● **TASK REQUIREMENTS**
The entries that follow should be written out exactly.

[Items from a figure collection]
>>

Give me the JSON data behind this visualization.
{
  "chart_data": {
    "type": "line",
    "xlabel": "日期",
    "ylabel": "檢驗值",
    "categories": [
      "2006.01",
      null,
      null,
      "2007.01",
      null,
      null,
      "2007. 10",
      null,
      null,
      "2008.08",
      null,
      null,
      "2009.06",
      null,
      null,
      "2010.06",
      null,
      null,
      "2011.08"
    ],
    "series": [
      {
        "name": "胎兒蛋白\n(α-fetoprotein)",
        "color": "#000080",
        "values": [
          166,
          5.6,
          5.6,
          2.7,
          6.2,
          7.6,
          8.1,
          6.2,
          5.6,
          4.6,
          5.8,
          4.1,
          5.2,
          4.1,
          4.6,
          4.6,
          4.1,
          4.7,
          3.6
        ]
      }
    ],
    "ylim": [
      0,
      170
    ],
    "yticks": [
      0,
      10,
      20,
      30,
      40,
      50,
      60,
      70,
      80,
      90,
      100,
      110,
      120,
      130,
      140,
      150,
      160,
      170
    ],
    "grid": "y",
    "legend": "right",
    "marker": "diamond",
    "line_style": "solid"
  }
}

<<

● **RESPONSE BELOW**
Give me the JSON data behind this visualization.
{
  "chart_data": {
    "type": "line",
    "xlabel": "日期",
    "ylabel": "檢驗值",
    "categories": [
      "2006.01",
      null,
      null,
      "2007.01",
      null,
      null,
      "2007. 10",
      null,
      null,
      "2008.08",
      null,
      null,
      "2009.06",
      null,
      null,
      "2010.06",
      null,
      null,
      "2011.08"
    ],
    "series": [
      {
        "name": "胎兒蛋白\n(α-fetoprotein)",
        "color": "#000080",
        "values": [
          166,
          5.6,
          5.6,
          2.7,
          6.2,
          7.6,
          8.1,
          6.2,
          5.6,
          4.6,
          5.8,
          4.1,
          5.2,
          4.1,
          4.6,
          4.6,
          4.1,
          4.7,
          3.6
        ]
      }
    ],
    "ylim": [
      0,
      170
    ],
    "yticks": [
      0,
      10,
      20,
      30,
      40,
      50,
      60,
      70,
      80,
      90,
      100,
      110,
      120,
      130,
      140,
      150,
      160,
      170
    ],
    "grid": "y",
    "legend": "right",
    "marker": "diamond",
    "line_style": "solid"
  }
}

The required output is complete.